▶ _SET PROBLEM_:
Search the records for "Response" and copy each line that holds it.

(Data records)
━━━━━━━━━━

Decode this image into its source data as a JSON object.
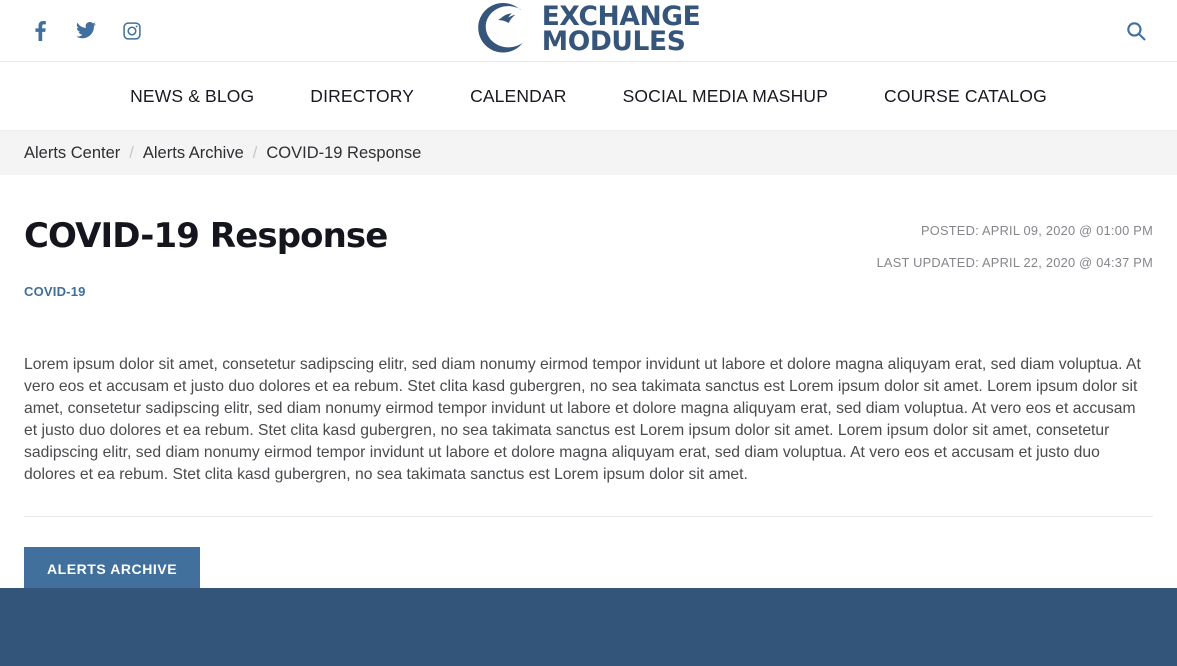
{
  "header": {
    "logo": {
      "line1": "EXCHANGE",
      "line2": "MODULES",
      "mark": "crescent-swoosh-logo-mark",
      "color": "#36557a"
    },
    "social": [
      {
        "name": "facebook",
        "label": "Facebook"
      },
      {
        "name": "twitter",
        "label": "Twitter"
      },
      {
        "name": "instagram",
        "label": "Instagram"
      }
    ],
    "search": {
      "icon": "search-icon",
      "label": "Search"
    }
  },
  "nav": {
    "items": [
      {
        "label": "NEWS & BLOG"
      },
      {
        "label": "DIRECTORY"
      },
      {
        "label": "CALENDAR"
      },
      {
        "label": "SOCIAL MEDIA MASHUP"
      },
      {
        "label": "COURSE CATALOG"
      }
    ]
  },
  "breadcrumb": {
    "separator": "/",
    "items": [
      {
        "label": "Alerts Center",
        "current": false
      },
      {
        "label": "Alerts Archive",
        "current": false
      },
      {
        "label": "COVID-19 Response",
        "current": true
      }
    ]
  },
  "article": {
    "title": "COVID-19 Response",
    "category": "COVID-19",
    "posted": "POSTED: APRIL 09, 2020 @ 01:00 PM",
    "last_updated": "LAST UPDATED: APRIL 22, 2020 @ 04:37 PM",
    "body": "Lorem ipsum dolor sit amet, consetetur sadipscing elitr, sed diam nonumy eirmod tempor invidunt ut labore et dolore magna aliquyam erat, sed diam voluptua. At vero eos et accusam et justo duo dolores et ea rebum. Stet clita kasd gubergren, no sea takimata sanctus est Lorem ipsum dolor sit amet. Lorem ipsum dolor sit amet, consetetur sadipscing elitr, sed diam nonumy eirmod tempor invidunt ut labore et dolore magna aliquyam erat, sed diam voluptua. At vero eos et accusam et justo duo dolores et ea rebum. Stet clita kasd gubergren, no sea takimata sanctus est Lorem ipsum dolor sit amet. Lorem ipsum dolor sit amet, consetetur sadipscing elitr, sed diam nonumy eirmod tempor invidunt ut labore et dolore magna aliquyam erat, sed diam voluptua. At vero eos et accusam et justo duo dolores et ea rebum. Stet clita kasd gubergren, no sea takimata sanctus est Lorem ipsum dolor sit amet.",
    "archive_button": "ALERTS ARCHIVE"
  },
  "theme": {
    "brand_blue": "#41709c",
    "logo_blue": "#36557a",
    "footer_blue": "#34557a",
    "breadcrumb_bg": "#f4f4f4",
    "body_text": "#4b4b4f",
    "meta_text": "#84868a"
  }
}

━━━━━━━━━━

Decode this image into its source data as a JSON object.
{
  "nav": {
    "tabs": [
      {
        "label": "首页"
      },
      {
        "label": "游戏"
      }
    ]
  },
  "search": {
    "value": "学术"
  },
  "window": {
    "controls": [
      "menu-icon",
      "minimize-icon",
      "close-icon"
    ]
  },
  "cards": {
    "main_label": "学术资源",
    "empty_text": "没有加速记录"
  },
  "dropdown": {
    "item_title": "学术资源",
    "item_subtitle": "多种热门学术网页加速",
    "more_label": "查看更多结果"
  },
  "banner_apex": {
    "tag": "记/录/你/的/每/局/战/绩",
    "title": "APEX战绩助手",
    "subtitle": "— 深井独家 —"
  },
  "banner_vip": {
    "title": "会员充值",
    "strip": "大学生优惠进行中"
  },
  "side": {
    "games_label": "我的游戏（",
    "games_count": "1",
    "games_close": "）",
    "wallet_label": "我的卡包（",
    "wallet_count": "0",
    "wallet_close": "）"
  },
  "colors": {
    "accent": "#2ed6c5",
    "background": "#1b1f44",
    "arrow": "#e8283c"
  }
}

━━━━━━━━━━

▶ _TASK ANSWER_:
        "label": "COVID-19 Response",
    "title": "COVID-19 Response",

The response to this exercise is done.